Input records:
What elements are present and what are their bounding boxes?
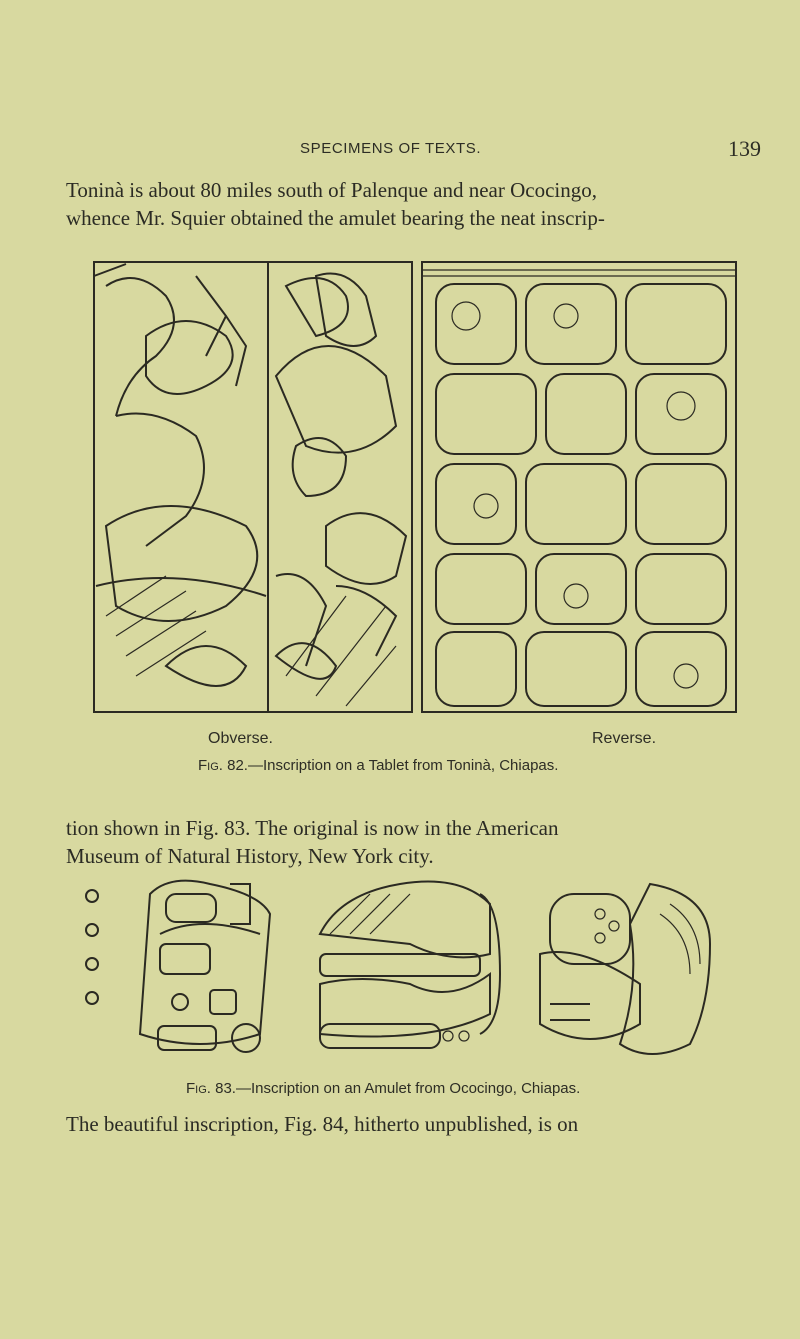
paragraph-2-line-2: Museum of Natural History, New York city. bbox=[66, 844, 434, 868]
paragraph-3-line-1: The beautiful inscription, Fig. 84, hitherto unpublished, is on bbox=[66, 1112, 579, 1136]
figure-83-caption-label: Fig. 83. bbox=[186, 1080, 236, 1097]
paragraph-1-line-1: Toninà is about 80 miles south of Palenque and near Ococingo, bbox=[66, 178, 597, 202]
figure-82-caption bbox=[198, 757, 558, 774]
amulet-glyph-left bbox=[86, 881, 270, 1052]
amulet-glyph-middle bbox=[320, 882, 500, 1049]
label-reverse: Reverse. bbox=[592, 730, 657, 747]
reverse-panel bbox=[422, 262, 736, 712]
obverse-panel bbox=[94, 262, 412, 712]
figure-82-caption-text: —Inscription on a Tablet from Toninà, Chiapas. bbox=[247, 757, 559, 774]
running-head: SPECIMENS OF TEXTS. bbox=[300, 140, 482, 157]
page-number: 139 bbox=[728, 136, 761, 161]
paragraph-2-line-1: tion shown in Fig. 83. The original is now in the American bbox=[66, 816, 559, 840]
page-header bbox=[0, 136, 800, 170]
paragraph-1 bbox=[66, 176, 756, 232]
figure-82-caption-label: Fig. 82. bbox=[198, 757, 248, 774]
paragraph-3 bbox=[66, 1110, 756, 1138]
figure-82-inscription-drawing bbox=[86, 256, 738, 720]
figure-83-caption bbox=[186, 1080, 580, 1097]
label-obverse: Obverse. bbox=[208, 730, 273, 747]
paragraph-1-line-2: whence Mr. Squier obtained the amulet bearing the neat inscrip- bbox=[66, 206, 605, 230]
paragraph-2 bbox=[66, 814, 756, 870]
figure-83-caption-text: —Inscription on an Amulet from Ococingo, Chiapas. bbox=[235, 1080, 581, 1097]
figure-83-amulet-drawing bbox=[80, 874, 740, 1064]
amulet-glyph-right bbox=[540, 884, 710, 1054]
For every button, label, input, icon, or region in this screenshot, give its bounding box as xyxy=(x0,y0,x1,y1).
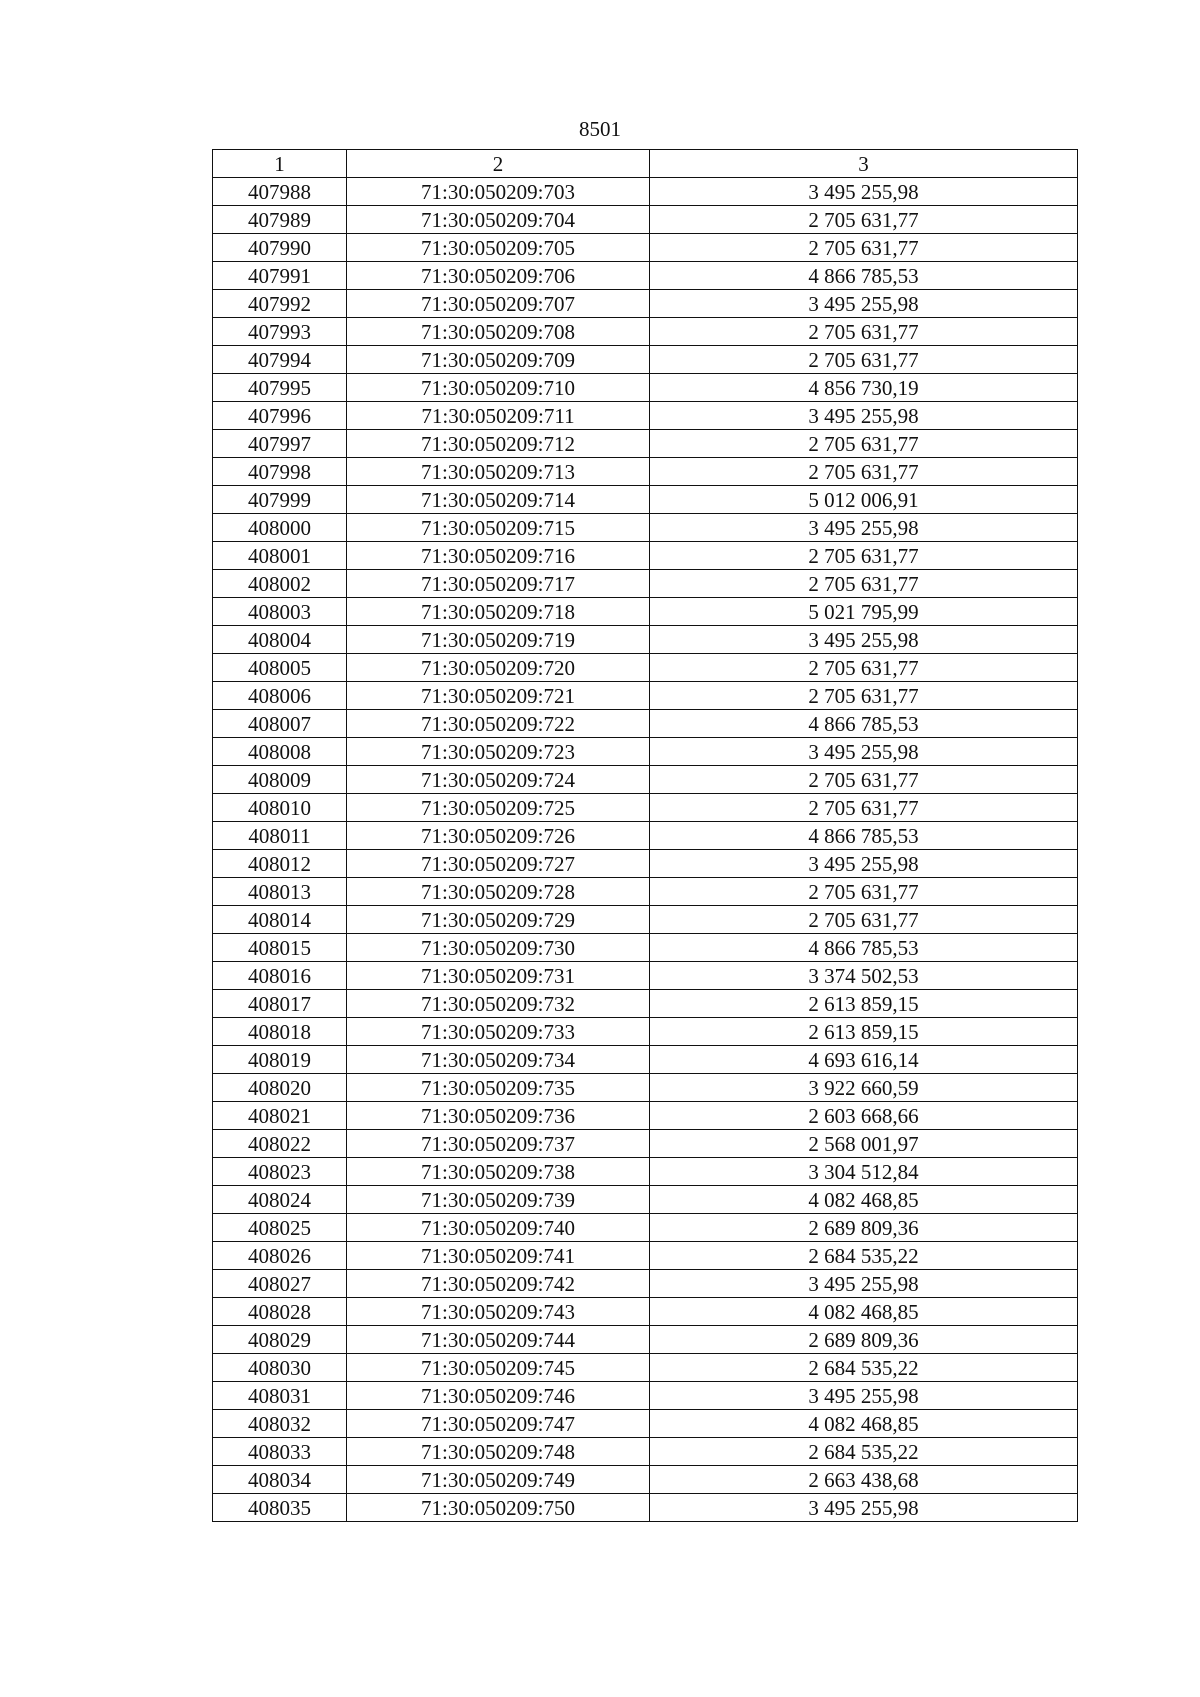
cadastral-number-cell: 71:30:050209:747 xyxy=(347,1410,650,1438)
cadastral-value-cell: 2 705 631,77 xyxy=(650,570,1078,598)
cadastral-number-cell: 71:30:050209:741 xyxy=(347,1242,650,1270)
table-row xyxy=(213,822,1078,850)
row-number-cell: 408002 xyxy=(213,570,347,598)
cadastral-number-cell: 71:30:050209:732 xyxy=(347,990,650,1018)
cadastral-value-cell: 3 495 255,98 xyxy=(650,1382,1078,1410)
table-row xyxy=(213,430,1078,458)
row-number-cell: 408018 xyxy=(213,1018,347,1046)
cadastral-number-cell: 71:30:050209:707 xyxy=(347,290,650,318)
cadastral-number-cell: 71:30:050209:716 xyxy=(347,542,650,570)
table-row xyxy=(213,1354,1078,1382)
cadastral-number-cell: 71:30:050209:730 xyxy=(347,934,650,962)
cadastral-value-cell: 2 705 631,77 xyxy=(650,654,1078,682)
table-row xyxy=(213,458,1078,486)
table-row xyxy=(213,1410,1078,1438)
row-number-cell: 407994 xyxy=(213,346,347,374)
table-row xyxy=(213,1046,1078,1074)
cadastral-number-cell: 71:30:050209:731 xyxy=(347,962,650,990)
cadastral-value-cell: 4 082 468,85 xyxy=(650,1186,1078,1214)
row-number-cell: 408014 xyxy=(213,906,347,934)
table-row xyxy=(213,794,1078,822)
cadastral-number-cell: 71:30:050209:748 xyxy=(347,1438,650,1466)
row-number-cell: 408028 xyxy=(213,1298,347,1326)
cadastral-value-cell: 2 705 631,77 xyxy=(650,682,1078,710)
table-row xyxy=(213,1102,1078,1130)
row-number-cell: 407997 xyxy=(213,430,347,458)
cadastral-value-cell: 2 613 859,15 xyxy=(650,1018,1078,1046)
cadastral-number-cell: 71:30:050209:749 xyxy=(347,1466,650,1494)
row-number-cell: 408022 xyxy=(213,1130,347,1158)
cadastral-value-cell: 3 304 512,84 xyxy=(650,1158,1078,1186)
cadastral-number-cell: 71:30:050209:729 xyxy=(347,906,650,934)
row-number-cell: 408034 xyxy=(213,1466,347,1494)
row-number-cell: 407992 xyxy=(213,290,347,318)
page-number: 8501 xyxy=(579,117,621,141)
cadastral-number-cell: 71:30:050209:715 xyxy=(347,514,650,542)
cadastral-value-cell: 2 705 631,77 xyxy=(650,206,1078,234)
cadastral-number-cell: 71:30:050209:718 xyxy=(347,598,650,626)
cadastral-value-cell: 2 705 631,77 xyxy=(650,794,1078,822)
cadastral-number-cell: 71:30:050209:720 xyxy=(347,654,650,682)
row-number-cell: 408011 xyxy=(213,822,347,850)
table-row xyxy=(213,318,1078,346)
table-row xyxy=(213,738,1078,766)
row-number-cell: 408020 xyxy=(213,1074,347,1102)
table-row xyxy=(213,1326,1078,1354)
cadastral-value-cell: 3 922 660,59 xyxy=(650,1074,1078,1102)
row-number-cell: 408009 xyxy=(213,766,347,794)
cadastral-value-cell: 4 082 468,85 xyxy=(650,1410,1078,1438)
table-row xyxy=(213,1494,1078,1522)
table-header-row xyxy=(213,150,1078,178)
column-header-number: 1 xyxy=(213,150,347,178)
cadastral-number-cell: 71:30:050209:736 xyxy=(347,1102,650,1130)
table-row xyxy=(213,906,1078,934)
row-number-cell: 407991 xyxy=(213,262,347,290)
cadastral-number-cell: 71:30:050209:724 xyxy=(347,766,650,794)
table-row xyxy=(213,542,1078,570)
table-row xyxy=(213,1242,1078,1270)
cadastral-value-cell: 2 568 001,97 xyxy=(650,1130,1078,1158)
cadastral-number-cell: 71:30:050209:725 xyxy=(347,794,650,822)
row-number-cell: 407990 xyxy=(213,234,347,262)
table-row xyxy=(213,934,1078,962)
cadastral-value-cell: 2 705 631,77 xyxy=(650,346,1078,374)
table-row xyxy=(213,850,1078,878)
cadastral-number-cell: 71:30:050209:739 xyxy=(347,1186,650,1214)
cadastral-value-cell: 3 374 502,53 xyxy=(650,962,1078,990)
cadastral-number-cell: 71:30:050209:733 xyxy=(347,1018,650,1046)
table-row xyxy=(213,234,1078,262)
row-number-cell: 408019 xyxy=(213,1046,347,1074)
cadastral-number-cell: 71:30:050209:708 xyxy=(347,318,650,346)
row-number-cell: 408030 xyxy=(213,1354,347,1382)
table-row xyxy=(213,1186,1078,1214)
cadastral-number-cell: 71:30:050209:719 xyxy=(347,626,650,654)
table-row xyxy=(213,570,1078,598)
cadastral-value-cell: 2 689 809,36 xyxy=(650,1214,1078,1242)
cadastral-number-cell: 71:30:050209:745 xyxy=(347,1354,650,1382)
row-number-cell: 407995 xyxy=(213,374,347,402)
cadastral-number-cell: 71:30:050209:705 xyxy=(347,234,650,262)
row-number-cell: 408031 xyxy=(213,1382,347,1410)
cadastral-number-cell: 71:30:050209:722 xyxy=(347,710,650,738)
cadastral-number-cell: 71:30:050209:734 xyxy=(347,1046,650,1074)
cadastral-value-cell: 3 495 255,98 xyxy=(650,1270,1078,1298)
table-row xyxy=(213,682,1078,710)
cadastral-value-cell: 2 705 631,77 xyxy=(650,458,1078,486)
table-row xyxy=(213,1130,1078,1158)
cadastral-number-cell: 71:30:050209:750 xyxy=(347,1494,650,1522)
row-number-cell: 408000 xyxy=(213,514,347,542)
row-number-cell: 408003 xyxy=(213,598,347,626)
cadastral-value-cell: 2 663 438,68 xyxy=(650,1466,1078,1494)
cadastral-value-cell: 2 613 859,15 xyxy=(650,990,1078,1018)
row-number-cell: 407993 xyxy=(213,318,347,346)
cadastral-value-cell: 3 495 255,98 xyxy=(650,290,1078,318)
cadastral-number-cell: 71:30:050209:737 xyxy=(347,1130,650,1158)
cadastral-number-cell: 71:30:050209:713 xyxy=(347,458,650,486)
row-number-cell: 408017 xyxy=(213,990,347,1018)
cadastral-value-cell: 4 082 468,85 xyxy=(650,1298,1078,1326)
table-row xyxy=(213,1214,1078,1242)
cadastral-number-cell: 71:30:050209:746 xyxy=(347,1382,650,1410)
table-row xyxy=(213,1382,1078,1410)
row-number-cell: 408001 xyxy=(213,542,347,570)
row-number-cell: 408004 xyxy=(213,626,347,654)
cadastral-value-cell: 3 495 255,98 xyxy=(650,850,1078,878)
table-row xyxy=(213,654,1078,682)
table-row xyxy=(213,486,1078,514)
table-row xyxy=(213,374,1078,402)
column-header-cadastral-value: 3 xyxy=(650,150,1078,178)
row-number-cell: 408023 xyxy=(213,1158,347,1186)
cadastral-value-cell: 3 495 255,98 xyxy=(650,402,1078,430)
row-number-cell: 408016 xyxy=(213,962,347,990)
table-row xyxy=(213,1074,1078,1102)
cadastral-value-cell: 3 495 255,98 xyxy=(650,1494,1078,1522)
cadastral-value-cell: 2 684 535,22 xyxy=(650,1242,1078,1270)
cadastral-number-cell: 71:30:050209:711 xyxy=(347,402,650,430)
table-row xyxy=(213,1018,1078,1046)
cadastral-value-cell: 2 684 535,22 xyxy=(650,1354,1078,1382)
table-row xyxy=(213,290,1078,318)
cadastral-number-cell: 71:30:050209:740 xyxy=(347,1214,650,1242)
table-row xyxy=(213,1270,1078,1298)
table-row xyxy=(213,178,1078,206)
row-number-cell: 407989 xyxy=(213,206,347,234)
cadastral-number-cell: 71:30:050209:709 xyxy=(347,346,650,374)
cadastral-value-cell: 2 603 668,66 xyxy=(650,1102,1078,1130)
cadastral-number-cell: 71:30:050209:703 xyxy=(347,178,650,206)
cadastral-value-cell: 2 705 631,77 xyxy=(650,430,1078,458)
cadastral-number-cell: 71:30:050209:714 xyxy=(347,486,650,514)
cadastral-value-cell: 4 866 785,53 xyxy=(650,710,1078,738)
row-number-cell: 408035 xyxy=(213,1494,347,1522)
table-row xyxy=(213,346,1078,374)
table-row xyxy=(213,514,1078,542)
row-number-cell: 408024 xyxy=(213,1186,347,1214)
cadastral-number-cell: 71:30:050209:721 xyxy=(347,682,650,710)
table-row xyxy=(213,206,1078,234)
row-number-cell: 408025 xyxy=(213,1214,347,1242)
cadastral-value-cell: 2 705 631,77 xyxy=(650,318,1078,346)
row-number-cell: 408012 xyxy=(213,850,347,878)
cadastral-number-cell: 71:30:050209:744 xyxy=(347,1326,650,1354)
cadastral-value-cell: 2 705 631,77 xyxy=(650,234,1078,262)
cadastral-value-cell: 4 856 730,19 xyxy=(650,374,1078,402)
cadastral-value-cell: 4 866 785,53 xyxy=(650,822,1078,850)
row-number-cell: 408029 xyxy=(213,1326,347,1354)
cadastral-number-cell: 71:30:050209:712 xyxy=(347,430,650,458)
table-row xyxy=(213,878,1078,906)
cadastral-value-cell: 5 021 795,99 xyxy=(650,598,1078,626)
cadastral-number-cell: 71:30:050209:723 xyxy=(347,738,650,766)
cadastral-value-cell: 2 689 809,36 xyxy=(650,1326,1078,1354)
table-body xyxy=(213,178,1078,1522)
cadastral-value-cell: 4 693 616,14 xyxy=(650,1046,1078,1074)
cadastral-number-cell: 71:30:050209:726 xyxy=(347,822,650,850)
table-row xyxy=(213,766,1078,794)
cadastral-value-cell: 3 495 255,98 xyxy=(650,178,1078,206)
table-row xyxy=(213,402,1078,430)
row-number-cell: 408006 xyxy=(213,682,347,710)
cadastral-number-cell: 71:30:050209:727 xyxy=(347,850,650,878)
table-row xyxy=(213,1298,1078,1326)
row-number-cell: 408015 xyxy=(213,934,347,962)
cadastral-value-cell: 3 495 255,98 xyxy=(650,514,1078,542)
row-number-cell: 408027 xyxy=(213,1270,347,1298)
cadastral-number-cell: 71:30:050209:706 xyxy=(347,262,650,290)
row-number-cell: 408026 xyxy=(213,1242,347,1270)
row-number-cell: 408010 xyxy=(213,794,347,822)
cadastral-number-cell: 71:30:050209:717 xyxy=(347,570,650,598)
cadastral-number-cell: 71:30:050209:738 xyxy=(347,1158,650,1186)
table-row xyxy=(213,962,1078,990)
cadastral-number-cell: 71:30:050209:728 xyxy=(347,878,650,906)
row-number-cell: 407998 xyxy=(213,458,347,486)
row-number-cell: 407988 xyxy=(213,178,347,206)
cadastral-value-cell: 2 705 631,77 xyxy=(650,906,1078,934)
cadastral-value-cell: 3 495 255,98 xyxy=(650,738,1078,766)
cadastral-value-cell: 2 684 535,22 xyxy=(650,1438,1078,1466)
row-number-cell: 407996 xyxy=(213,402,347,430)
cadastral-number-cell: 71:30:050209:735 xyxy=(347,1074,650,1102)
table-row xyxy=(213,262,1078,290)
row-number-cell: 408032 xyxy=(213,1410,347,1438)
table-row xyxy=(213,1158,1078,1186)
cadastral-number-cell: 71:30:050209:742 xyxy=(347,1270,650,1298)
cadastral-value-cell: 2 705 631,77 xyxy=(650,878,1078,906)
row-number-cell: 408013 xyxy=(213,878,347,906)
cadastral-value-table xyxy=(212,149,1078,1522)
cadastral-value-cell: 5 012 006,91 xyxy=(650,486,1078,514)
cadastral-number-cell: 71:30:050209:704 xyxy=(347,206,650,234)
row-number-cell: 408007 xyxy=(213,710,347,738)
row-number-cell: 408021 xyxy=(213,1102,347,1130)
cadastral-number-cell: 71:30:050209:743 xyxy=(347,1298,650,1326)
row-number-cell: 408005 xyxy=(213,654,347,682)
cadastral-value-cell: 2 705 631,77 xyxy=(650,542,1078,570)
cadastral-value-cell: 4 866 785,53 xyxy=(650,934,1078,962)
cadastral-value-cell: 3 495 255,98 xyxy=(650,626,1078,654)
table-row xyxy=(213,598,1078,626)
table-row xyxy=(213,710,1078,738)
cadastral-value-cell: 4 866 785,53 xyxy=(650,262,1078,290)
row-number-cell: 407999 xyxy=(213,486,347,514)
table-row xyxy=(213,1466,1078,1494)
row-number-cell: 408033 xyxy=(213,1438,347,1466)
column-header-cadastral-number: 2 xyxy=(347,150,650,178)
cadastral-value-cell: 2 705 631,77 xyxy=(650,766,1078,794)
table-row xyxy=(213,1438,1078,1466)
cadastral-number-cell: 71:30:050209:710 xyxy=(347,374,650,402)
table-row xyxy=(213,990,1078,1018)
row-number-cell: 408008 xyxy=(213,738,347,766)
table-row xyxy=(213,626,1078,654)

Requirement: Print the lines of the records above exactly, from the line containing "paragraph-2-line-2: Museum of" up to and including the line containing "obverse-panel bbox=[94, 262, 412, 712]".

Exercise result:
paragraph-2-line-2: Museum of Natural History, New York city. bbox=[66, 844, 434, 868]
paragraph-3-line-1: The beautiful inscription, Fig. 84, hitherto unpublished, is on bbox=[66, 1112, 579, 1136]
figure-83-caption-label: Fig. 83. bbox=[186, 1080, 236, 1097]
paragraph-1-line-1: Toninà is about 80 miles south of Palenque and near Ococingo, bbox=[66, 178, 597, 202]
figure-82-caption bbox=[198, 757, 558, 774]
amulet-glyph-left bbox=[86, 881, 270, 1052]
amulet-glyph-middle bbox=[320, 882, 500, 1049]
label-reverse: Reverse. bbox=[592, 730, 657, 747]
reverse-panel bbox=[422, 262, 736, 712]
obverse-panel bbox=[94, 262, 412, 712]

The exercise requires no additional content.